» **Written problem**:
Output all lines exactly.

start Data for processing

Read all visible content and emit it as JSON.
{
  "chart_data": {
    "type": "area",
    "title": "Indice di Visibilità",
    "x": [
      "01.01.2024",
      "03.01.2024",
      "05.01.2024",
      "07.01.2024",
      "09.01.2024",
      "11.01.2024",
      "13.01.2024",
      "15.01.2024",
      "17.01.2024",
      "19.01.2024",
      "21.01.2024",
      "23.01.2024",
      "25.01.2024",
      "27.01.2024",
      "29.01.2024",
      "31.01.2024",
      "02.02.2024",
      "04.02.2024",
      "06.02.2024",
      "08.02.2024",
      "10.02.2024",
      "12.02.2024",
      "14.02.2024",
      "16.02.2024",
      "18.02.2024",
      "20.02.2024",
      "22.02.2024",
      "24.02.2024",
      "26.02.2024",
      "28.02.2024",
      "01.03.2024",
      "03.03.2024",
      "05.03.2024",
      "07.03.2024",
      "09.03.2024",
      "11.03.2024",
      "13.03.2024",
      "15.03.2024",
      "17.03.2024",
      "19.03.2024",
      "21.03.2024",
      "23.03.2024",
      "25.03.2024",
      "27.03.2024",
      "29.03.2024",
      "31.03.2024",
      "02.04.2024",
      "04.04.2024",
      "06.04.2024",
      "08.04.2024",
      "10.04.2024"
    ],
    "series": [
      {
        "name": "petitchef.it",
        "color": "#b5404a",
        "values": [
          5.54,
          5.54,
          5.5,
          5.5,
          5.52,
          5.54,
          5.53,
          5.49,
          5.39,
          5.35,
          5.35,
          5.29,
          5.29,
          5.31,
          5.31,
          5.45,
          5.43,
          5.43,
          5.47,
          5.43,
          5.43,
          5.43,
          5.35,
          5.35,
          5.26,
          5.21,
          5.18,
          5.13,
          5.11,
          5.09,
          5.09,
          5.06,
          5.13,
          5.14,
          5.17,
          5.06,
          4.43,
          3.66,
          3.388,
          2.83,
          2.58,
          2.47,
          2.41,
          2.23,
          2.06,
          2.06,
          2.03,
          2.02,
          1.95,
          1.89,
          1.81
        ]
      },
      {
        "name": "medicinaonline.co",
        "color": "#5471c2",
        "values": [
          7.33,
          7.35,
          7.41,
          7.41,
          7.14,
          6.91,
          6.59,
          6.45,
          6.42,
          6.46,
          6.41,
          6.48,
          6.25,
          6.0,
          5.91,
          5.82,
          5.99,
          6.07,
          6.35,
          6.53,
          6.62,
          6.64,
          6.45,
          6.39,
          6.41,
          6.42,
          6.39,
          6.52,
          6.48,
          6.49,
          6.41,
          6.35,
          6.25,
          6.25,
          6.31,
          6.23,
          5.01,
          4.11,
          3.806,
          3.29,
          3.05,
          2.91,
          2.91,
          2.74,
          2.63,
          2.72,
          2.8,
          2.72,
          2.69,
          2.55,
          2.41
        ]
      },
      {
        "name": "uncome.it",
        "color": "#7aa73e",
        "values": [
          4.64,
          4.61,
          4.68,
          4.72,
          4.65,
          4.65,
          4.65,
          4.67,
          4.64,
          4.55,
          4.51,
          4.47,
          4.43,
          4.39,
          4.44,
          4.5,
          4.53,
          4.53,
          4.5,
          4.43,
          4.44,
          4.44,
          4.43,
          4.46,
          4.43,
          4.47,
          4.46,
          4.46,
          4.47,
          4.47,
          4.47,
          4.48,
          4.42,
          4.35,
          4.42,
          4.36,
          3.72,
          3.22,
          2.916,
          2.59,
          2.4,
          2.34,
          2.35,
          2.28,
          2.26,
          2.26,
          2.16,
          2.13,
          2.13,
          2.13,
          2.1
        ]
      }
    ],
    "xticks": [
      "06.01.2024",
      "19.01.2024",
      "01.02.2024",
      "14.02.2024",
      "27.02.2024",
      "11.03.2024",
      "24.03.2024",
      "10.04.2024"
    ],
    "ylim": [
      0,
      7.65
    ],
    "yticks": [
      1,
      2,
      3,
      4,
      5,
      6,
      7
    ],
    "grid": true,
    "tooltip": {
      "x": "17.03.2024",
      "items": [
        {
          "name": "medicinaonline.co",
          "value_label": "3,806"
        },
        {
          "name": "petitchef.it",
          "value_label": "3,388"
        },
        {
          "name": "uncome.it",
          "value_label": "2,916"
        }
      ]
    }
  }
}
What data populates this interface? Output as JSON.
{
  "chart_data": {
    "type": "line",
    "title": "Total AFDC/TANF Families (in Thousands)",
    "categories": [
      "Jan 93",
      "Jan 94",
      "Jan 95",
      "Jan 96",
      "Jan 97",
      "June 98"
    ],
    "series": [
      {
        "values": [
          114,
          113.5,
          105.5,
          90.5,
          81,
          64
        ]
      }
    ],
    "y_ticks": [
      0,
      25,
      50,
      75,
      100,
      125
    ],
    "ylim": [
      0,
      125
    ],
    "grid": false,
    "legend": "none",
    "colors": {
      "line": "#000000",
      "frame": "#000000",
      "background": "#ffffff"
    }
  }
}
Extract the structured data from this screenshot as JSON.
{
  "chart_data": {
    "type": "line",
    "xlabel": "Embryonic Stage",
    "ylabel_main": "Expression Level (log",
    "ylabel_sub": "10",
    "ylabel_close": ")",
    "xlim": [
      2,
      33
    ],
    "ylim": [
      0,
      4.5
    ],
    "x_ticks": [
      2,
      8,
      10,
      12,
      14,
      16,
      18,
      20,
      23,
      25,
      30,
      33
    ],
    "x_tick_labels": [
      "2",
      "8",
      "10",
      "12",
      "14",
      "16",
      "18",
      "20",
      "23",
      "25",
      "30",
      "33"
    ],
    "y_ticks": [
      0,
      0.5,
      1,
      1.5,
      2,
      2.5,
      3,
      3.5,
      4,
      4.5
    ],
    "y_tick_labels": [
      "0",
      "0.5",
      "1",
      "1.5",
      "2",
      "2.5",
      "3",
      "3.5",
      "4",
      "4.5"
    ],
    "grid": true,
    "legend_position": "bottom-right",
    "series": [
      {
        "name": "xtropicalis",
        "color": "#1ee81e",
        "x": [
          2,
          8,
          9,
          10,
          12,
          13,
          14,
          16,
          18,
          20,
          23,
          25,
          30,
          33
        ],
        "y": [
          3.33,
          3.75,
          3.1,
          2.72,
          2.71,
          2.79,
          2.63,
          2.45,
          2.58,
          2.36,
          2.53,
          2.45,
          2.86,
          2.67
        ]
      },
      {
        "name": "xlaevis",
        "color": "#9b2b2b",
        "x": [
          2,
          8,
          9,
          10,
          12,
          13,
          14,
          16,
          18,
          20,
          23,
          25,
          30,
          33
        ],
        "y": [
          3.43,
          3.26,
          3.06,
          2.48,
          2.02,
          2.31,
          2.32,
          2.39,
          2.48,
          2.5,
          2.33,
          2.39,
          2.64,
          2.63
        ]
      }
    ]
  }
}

end Data for processing

» **Worked answer**:
Read all visible content and emit it as JSON.
{
  "chart_data": {
    "type": "area",
    "title": "Indice di Visibilità",
    "x": [
      "01.01.2024",
      "03.01.2024",
      "05.01.2024",
      "07.01.2024",
      "09.01.2024",
      "11.01.2024",
      "13.01.2024",
      "15.01.2024",
      "17.01.2024",
      "19.01.2024",
      "21.01.2024",
      "23.01.2024",
      "25.01.2024",
      "27.01.2024",
      "29.01.2024",
      "31.01.2024",
      "02.02.2024",
      "04.02.2024",
      "06.02.2024",
      "08.02.2024",
      "10.02.2024",
      "12.02.2024",
      "14.02.2024",
      "16.02.2024",
      "18.02.2024",
      "20.02.2024",
      "22.02.2024",
      "24.02.2024",
      "26.02.2024",
      "28.02.2024",
      "01.03.2024",
      "03.03.2024",
      "05.03.2024",
      "07.03.2024",
      "09.03.2024",
      "11.03.2024",
      "13.03.2024",
      "15.03.2024",
      "17.03.2024",
      "19.03.2024",
      "21.03.2024",
      "23.03.2024",
      "25.03.2024",
      "27.03.2024",
      "29.03.2024",
      "31.03.2024",
      "02.04.2024",
      "04.04.2024",
      "06.04.2024",
      "08.04.2024",
      "10.04.2024"
    ],
    "series": [
      {
        "name": "petitchef.it",
        "color": "#b5404a",
        "values": [
          5.54,
          5.54,
          5.5,
          5.5,
          5.52,
          5.54,
          5.53,
          5.49,
          5.39,
          5.35,
          5.35,
          5.29,
          5.29,
          5.31,
          5.31,
          5.45,
          5.43,
          5.43,
          5.47,
          5.43,
          5.43,
          5.43,
          5.35,
          5.35,
          5.26,
          5.21,
          5.18,
          5.13,
          5.11,
          5.09,
          5.09,
          5.06,
          5.13,
          5.14,
          5.17,
          5.06,
          4.43,
          3.66,
          3.388,
          2.83,
          2.58,
          2.47,
          2.41,
          2.23,
          2.06,
          2.06,
          2.03,
          2.02,
          1.95,
          1.89,
          1.81
        ]
      },
      {
        "name": "medicinaonline.co",
        "color": "#5471c2",
        "values": [
          7.33,
          7.35,
          7.41,
          7.41,
          7.14,
          6.91,
          6.59,
          6.45,
          6.42,
          6.46,
          6.41,
          6.48,
          6.25,
          6.0,
          5.91,
          5.82,
          5.99,
          6.07,
          6.35,
          6.53,
          6.62,
          6.64,
          6.45,
          6.39,
          6.41,
          6.42,
          6.39,
          6.52,
          6.48,
          6.49,
          6.41,
          6.35,
          6.25,
          6.25,
          6.31,
          6.23,
          5.01,
          4.11,
          3.806,
          3.29,
          3.05,
          2.91,
          2.91,
          2.74,
          2.63,
          2.72,
          2.8,
          2.72,
          2.69,
          2.55,
          2.41
        ]
      },
      {
        "name": "uncome.it",
        "color": "#7aa73e",
        "values": [
          4.64,
          4.61,
          4.68,
          4.72,
          4.65,
          4.65,
          4.65,
          4.67,
          4.64,
          4.55,
          4.51,
          4.47,
          4.43,
          4.39,
          4.44,
          4.5,
          4.53,
          4.53,
          4.5,
          4.43,
          4.44,
          4.44,
          4.43,
          4.46,
          4.43,
          4.47,
          4.46,
          4.46,
          4.47,
          4.47,
          4.47,
          4.48,
          4.42,
          4.35,
          4.42,
          4.36,
          3.72,
          3.22,
          2.916,
          2.59,
          2.4,
          2.34,
          2.35,
          2.28,
          2.26,
          2.26,
          2.16,
          2.13,
          2.13,
          2.13,
          2.1
        ]
      }
    ],
    "xticks": [
      "06.01.2024",
      "19.01.2024",
      "01.02.2024",
      "14.02.2024",
      "27.02.2024",
      "11.03.2024",
      "24.03.2024",
      "10.04.2024"
    ],
    "ylim": [
      0,
      7.65
    ],
    "yticks": [
      1,
      2,
      3,
      4,
      5,
      6,
      7
    ],
    "grid": true,
    "tooltip": {
      "x": "17.03.2024",
      "items": [
        {
          "name": "medicinaonline.co",
          "value_label": "3,806"
        },
        {
          "name": "petitchef.it",
          "value_label": "3,388"
        },
        {
          "name": "uncome.it",
          "value_label": "2,916"
        }
      ]
    }
  }
}
What data populates this interface? Output as JSON.
{
  "chart_data": {
    "type": "line",
    "title": "Total AFDC/TANF Families (in Thousands)",
    "categories": [
      "Jan 93",
      "Jan 94",
      "Jan 95",
      "Jan 96",
      "Jan 97",
      "June 98"
    ],
    "series": [
      {
        "values": [
          114,
          113.5,
          105.5,
          90.5,
          81,
          64
        ]
      }
    ],
    "y_ticks": [
      0,
      25,
      50,
      75,
      100,
      125
    ],
    "ylim": [
      0,
      125
    ],
    "grid": false,
    "legend": "none",
    "colors": {
      "line": "#000000",
      "frame": "#000000",
      "background": "#ffffff"
    }
  }
}
Extract the structured data from this screenshot as JSON.
{
  "chart_data": {
    "type": "line",
    "xlabel": "Embryonic Stage",
    "ylabel_main": "Expression Level (log",
    "ylabel_sub": "10",
    "ylabel_close": ")",
    "xlim": [
      2,
      33
    ],
    "ylim": [
      0,
      4.5
    ],
    "x_ticks": [
      2,
      8,
      10,
      12,
      14,
      16,
      18,
      20,
      23,
      25,
      30,
      33
    ],
    "x_tick_labels": [
      "2",
      "8",
      "10",
      "12",
      "14",
      "16",
      "18",
      "20",
      "23",
      "25",
      "30",
      "33"
    ],
    "y_ticks": [
      0,
      0.5,
      1,
      1.5,
      2,
      2.5,
      3,
      3.5,
      4,
      4.5
    ],
    "y_tick_labels": [
      "0",
      "0.5",
      "1",
      "1.5",
      "2",
      "2.5",
      "3",
      "3.5",
      "4",
      "4.5"
    ],
    "grid": true,
    "legend_position": "bottom-right",
    "series": [
      {
        "name": "xtropicalis",
        "color": "#1ee81e",
        "x": [
          2,
          8,
          9,
          10,
          12,
          13,
          14,
          16,
          18,
          20,
          23,
          25,
          30,
          33
        ],
        "y": [
          3.33,
          3.75,
          3.1,
          2.72,
          2.71,
          2.79,
          2.63,
          2.45,
          2.58,
          2.36,
          2.53,
          2.45,
          2.86,
          2.67
        ]
      },
      {
        "name": "xlaevis",
        "color": "#9b2b2b",
        "x": [
          2,
          8,
          9,
          10,
          12,
          13,
          14,
          16,
          18,
          20,
          23,
          25,
          30,
          33
        ],
        "y": [
          3.43,
          3.26,
          3.06,
          2.48,
          2.02,
          2.31,
          2.32,
          2.39,
          2.48,
          2.5,
          2.33,
          2.39,
          2.64,
          2.63
        ]
      }
    ]
  }
}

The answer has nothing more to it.